Brief: Report each line of the data that includes the word "相关要求".

Working data:
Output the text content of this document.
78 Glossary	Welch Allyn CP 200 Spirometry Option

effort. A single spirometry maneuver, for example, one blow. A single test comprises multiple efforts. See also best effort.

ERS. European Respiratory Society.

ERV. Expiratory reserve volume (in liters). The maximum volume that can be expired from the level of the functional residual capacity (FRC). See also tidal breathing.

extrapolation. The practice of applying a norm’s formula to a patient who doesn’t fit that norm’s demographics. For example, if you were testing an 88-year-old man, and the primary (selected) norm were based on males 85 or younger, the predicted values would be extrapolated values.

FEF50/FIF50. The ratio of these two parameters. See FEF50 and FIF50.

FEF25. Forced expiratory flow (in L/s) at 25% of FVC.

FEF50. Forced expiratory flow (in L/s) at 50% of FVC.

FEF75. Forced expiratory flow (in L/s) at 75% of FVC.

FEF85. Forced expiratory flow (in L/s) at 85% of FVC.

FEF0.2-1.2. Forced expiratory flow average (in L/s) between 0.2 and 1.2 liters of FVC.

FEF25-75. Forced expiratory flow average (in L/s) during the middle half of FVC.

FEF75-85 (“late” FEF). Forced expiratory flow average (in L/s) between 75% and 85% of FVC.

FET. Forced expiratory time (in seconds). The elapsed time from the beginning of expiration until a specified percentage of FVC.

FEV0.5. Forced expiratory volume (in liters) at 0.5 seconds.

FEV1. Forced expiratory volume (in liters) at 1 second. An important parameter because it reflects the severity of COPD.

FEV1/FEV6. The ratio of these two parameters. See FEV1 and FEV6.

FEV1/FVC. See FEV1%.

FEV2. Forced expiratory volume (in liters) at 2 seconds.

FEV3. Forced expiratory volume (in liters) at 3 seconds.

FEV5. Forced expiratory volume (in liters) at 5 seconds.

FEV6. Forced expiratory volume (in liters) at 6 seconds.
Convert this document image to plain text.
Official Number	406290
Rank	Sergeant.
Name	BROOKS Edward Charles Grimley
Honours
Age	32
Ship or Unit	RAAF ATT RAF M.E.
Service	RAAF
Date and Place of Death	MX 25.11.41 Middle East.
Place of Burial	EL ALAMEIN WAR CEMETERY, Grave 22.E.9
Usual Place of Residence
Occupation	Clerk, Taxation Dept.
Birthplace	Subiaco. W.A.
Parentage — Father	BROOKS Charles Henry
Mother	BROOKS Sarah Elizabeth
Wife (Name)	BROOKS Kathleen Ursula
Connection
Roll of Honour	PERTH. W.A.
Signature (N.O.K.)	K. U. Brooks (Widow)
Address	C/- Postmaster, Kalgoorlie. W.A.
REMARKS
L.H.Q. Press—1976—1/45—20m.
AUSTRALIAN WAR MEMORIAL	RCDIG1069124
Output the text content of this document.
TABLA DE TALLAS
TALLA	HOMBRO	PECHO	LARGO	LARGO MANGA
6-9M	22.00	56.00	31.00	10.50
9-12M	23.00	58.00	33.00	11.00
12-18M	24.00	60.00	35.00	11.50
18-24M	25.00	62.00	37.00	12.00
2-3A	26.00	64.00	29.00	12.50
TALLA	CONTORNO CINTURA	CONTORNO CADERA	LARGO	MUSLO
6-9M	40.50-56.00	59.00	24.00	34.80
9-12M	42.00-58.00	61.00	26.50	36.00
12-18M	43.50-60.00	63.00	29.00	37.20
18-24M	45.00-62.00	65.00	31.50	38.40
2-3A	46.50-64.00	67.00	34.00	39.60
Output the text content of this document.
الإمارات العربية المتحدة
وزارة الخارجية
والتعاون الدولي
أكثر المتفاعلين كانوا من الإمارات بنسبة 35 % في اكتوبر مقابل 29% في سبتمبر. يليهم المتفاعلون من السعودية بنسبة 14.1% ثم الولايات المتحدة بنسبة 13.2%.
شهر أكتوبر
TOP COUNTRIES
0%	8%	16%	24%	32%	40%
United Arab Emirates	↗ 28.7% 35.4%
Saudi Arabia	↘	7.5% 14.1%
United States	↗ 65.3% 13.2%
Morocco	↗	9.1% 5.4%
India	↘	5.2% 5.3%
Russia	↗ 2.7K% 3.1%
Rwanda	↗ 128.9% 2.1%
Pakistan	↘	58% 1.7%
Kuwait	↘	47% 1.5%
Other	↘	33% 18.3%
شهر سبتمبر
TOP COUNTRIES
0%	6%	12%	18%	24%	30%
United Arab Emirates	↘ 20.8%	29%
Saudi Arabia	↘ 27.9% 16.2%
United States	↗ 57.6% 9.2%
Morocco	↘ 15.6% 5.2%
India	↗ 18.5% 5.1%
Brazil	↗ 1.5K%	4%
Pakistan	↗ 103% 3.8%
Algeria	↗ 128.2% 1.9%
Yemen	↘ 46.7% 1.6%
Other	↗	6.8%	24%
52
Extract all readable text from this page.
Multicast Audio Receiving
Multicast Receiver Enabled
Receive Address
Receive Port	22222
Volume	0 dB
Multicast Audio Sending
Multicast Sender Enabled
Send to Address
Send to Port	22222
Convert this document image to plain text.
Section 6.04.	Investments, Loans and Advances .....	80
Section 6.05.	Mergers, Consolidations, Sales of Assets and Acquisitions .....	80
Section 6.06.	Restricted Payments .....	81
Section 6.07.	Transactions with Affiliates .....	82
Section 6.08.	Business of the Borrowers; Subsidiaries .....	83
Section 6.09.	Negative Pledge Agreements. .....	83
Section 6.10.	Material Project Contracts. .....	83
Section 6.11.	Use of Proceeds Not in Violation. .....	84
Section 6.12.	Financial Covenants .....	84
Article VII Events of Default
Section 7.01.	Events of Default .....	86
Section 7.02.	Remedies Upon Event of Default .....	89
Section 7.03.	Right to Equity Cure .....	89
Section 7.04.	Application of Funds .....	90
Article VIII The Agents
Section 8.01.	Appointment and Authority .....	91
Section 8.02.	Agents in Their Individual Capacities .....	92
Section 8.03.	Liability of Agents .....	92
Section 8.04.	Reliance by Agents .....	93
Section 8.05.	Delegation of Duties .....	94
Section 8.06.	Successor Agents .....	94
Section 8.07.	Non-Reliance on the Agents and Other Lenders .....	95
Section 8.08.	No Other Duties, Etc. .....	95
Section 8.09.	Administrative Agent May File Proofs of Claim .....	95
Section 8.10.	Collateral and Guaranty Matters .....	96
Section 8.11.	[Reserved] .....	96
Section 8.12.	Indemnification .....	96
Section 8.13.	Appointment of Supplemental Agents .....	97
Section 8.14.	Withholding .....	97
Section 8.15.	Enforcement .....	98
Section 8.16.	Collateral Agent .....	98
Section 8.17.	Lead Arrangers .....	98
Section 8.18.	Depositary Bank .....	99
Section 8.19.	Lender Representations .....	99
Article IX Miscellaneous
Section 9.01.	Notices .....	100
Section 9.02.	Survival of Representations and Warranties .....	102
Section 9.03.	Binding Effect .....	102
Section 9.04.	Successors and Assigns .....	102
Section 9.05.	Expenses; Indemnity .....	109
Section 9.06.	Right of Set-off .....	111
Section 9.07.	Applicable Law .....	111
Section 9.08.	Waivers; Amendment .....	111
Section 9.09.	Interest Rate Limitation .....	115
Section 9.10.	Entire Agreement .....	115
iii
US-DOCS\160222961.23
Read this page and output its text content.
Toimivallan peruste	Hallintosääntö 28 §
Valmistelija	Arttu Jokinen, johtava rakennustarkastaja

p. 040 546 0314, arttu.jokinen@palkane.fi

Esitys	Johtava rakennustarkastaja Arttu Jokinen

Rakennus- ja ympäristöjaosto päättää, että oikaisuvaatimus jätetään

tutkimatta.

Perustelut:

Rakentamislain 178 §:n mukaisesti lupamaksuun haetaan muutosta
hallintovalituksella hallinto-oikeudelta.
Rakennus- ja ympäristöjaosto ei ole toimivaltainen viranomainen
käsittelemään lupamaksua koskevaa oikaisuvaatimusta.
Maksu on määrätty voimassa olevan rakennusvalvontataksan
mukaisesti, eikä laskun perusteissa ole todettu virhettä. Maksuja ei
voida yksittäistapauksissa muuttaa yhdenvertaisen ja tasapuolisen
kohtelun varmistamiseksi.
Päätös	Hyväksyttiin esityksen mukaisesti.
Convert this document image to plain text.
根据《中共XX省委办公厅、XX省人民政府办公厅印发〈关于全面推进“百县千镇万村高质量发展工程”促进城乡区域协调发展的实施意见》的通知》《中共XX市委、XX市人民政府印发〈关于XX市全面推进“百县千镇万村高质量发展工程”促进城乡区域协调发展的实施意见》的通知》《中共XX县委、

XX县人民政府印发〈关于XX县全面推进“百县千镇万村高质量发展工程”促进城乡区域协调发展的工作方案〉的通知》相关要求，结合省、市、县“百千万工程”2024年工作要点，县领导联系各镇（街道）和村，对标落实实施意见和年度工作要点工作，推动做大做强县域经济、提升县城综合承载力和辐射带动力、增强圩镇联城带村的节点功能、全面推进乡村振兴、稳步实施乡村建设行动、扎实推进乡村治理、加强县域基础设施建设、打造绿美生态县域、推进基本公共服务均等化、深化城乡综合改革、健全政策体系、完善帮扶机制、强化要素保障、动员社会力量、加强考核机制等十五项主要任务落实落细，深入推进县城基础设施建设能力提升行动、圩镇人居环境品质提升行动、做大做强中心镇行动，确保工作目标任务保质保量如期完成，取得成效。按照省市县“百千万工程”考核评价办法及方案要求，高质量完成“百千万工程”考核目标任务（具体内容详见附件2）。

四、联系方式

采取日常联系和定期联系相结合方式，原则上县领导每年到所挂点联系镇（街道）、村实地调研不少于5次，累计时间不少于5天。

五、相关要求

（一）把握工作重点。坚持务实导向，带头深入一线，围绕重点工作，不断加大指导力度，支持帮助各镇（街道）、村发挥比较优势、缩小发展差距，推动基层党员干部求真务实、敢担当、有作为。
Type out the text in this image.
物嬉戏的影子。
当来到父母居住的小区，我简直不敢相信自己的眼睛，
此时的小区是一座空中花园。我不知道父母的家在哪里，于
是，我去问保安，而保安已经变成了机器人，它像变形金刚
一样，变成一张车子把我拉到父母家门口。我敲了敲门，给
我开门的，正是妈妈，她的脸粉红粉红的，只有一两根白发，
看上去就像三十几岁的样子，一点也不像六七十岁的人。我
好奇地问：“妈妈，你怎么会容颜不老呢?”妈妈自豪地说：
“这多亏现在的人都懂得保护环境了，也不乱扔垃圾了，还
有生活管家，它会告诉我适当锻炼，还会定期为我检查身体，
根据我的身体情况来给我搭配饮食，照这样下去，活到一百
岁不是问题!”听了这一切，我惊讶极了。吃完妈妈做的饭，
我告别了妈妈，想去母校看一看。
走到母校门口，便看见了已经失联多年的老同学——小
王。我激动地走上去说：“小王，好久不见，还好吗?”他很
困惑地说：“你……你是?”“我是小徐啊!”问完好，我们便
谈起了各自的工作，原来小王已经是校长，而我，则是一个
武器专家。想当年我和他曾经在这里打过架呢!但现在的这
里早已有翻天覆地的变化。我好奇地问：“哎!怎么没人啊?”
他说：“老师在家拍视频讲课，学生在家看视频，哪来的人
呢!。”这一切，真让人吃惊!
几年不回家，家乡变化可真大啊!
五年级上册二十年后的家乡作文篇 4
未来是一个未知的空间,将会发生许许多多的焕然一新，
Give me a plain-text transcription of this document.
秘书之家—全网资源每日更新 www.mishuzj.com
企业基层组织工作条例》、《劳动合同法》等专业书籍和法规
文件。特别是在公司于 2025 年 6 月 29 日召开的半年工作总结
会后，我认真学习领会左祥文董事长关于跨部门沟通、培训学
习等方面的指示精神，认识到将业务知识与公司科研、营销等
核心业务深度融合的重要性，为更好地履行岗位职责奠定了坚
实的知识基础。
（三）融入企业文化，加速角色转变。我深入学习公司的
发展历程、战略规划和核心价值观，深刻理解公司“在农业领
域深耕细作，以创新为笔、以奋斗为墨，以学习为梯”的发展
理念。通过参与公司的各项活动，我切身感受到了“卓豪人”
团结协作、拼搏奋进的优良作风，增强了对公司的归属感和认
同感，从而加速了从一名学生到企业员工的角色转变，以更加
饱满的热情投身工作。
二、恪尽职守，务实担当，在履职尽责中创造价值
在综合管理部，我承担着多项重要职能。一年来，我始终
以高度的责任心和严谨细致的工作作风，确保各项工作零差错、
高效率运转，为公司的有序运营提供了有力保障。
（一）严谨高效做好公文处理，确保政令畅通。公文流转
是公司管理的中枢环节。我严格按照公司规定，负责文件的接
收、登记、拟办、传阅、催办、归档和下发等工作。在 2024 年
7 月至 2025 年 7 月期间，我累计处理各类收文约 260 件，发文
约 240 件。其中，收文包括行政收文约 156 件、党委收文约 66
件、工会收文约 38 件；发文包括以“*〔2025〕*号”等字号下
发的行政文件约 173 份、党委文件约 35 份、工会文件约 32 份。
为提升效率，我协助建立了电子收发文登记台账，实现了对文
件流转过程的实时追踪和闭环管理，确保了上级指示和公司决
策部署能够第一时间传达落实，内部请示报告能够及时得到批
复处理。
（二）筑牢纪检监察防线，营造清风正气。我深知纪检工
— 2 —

Result for this exercise:
XX县人民政府印发〈关于XX县全面推进“百县千镇万村高质量发展工程”促进城乡区域协调发展的工作方案〉的通知》相关要求，结合省、市、县“百千万工程”2024年工作要点，县领导联系各镇（街道）和村，对标落实实施意见和年度工作要点工作，推动做大做强县域经济、提升县城综合承载力和辐射带动力、增强圩镇联城带村的节点功能、全面推进乡村振兴、稳步实施乡村建设行动、扎实推进乡村治理、加强县域基础设施建设、打造绿美生态县域、推进基本公共服务均等化、深化城乡综合改革、健全政策体系、完善帮扶机制、强化要素保障、动员社会力量、加强考核机制等十五项主要任务落实落细，深入推进县城基础设施建设能力提升行动、圩镇人居环境品质提升行动、做大做强中心镇行动，确保工作目标任务保质保量如期完成，取得成效。按照省市县“百千万工程”考核评价办法及方案要求，高质量完成“百千万工程”考核目标任务（具体内容详见附件2）。
五、相关要求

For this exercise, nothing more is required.